Your task
Keep only the lines of the listing that include the word "faulty", and copy them.

(Collected data)
********

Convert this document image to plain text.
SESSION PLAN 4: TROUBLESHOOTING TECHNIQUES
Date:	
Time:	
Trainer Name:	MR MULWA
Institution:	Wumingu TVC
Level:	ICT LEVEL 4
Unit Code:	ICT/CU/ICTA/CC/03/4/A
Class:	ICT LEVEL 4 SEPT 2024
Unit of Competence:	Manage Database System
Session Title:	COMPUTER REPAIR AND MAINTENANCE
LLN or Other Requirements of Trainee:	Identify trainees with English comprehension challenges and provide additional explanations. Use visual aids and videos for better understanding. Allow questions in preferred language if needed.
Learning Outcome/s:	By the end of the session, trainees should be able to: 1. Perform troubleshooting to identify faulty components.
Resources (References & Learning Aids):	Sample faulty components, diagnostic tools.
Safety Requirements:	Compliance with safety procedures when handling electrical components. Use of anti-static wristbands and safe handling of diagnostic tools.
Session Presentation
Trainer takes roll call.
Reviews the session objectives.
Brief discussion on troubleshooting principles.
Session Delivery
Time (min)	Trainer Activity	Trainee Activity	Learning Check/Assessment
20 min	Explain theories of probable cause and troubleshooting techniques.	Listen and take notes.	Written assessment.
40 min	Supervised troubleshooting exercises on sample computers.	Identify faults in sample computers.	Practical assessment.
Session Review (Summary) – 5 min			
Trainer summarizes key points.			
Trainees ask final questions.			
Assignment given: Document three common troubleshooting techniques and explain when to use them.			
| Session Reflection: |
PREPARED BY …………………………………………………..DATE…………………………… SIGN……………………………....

********

Solved exercise
Learning Outcome/s:	By the end of the session, trainees should be able to: 1. Perform troubleshooting to identify faulty components.
Resources (References & Learning Aids):	Sample faulty components, diagnostic tools.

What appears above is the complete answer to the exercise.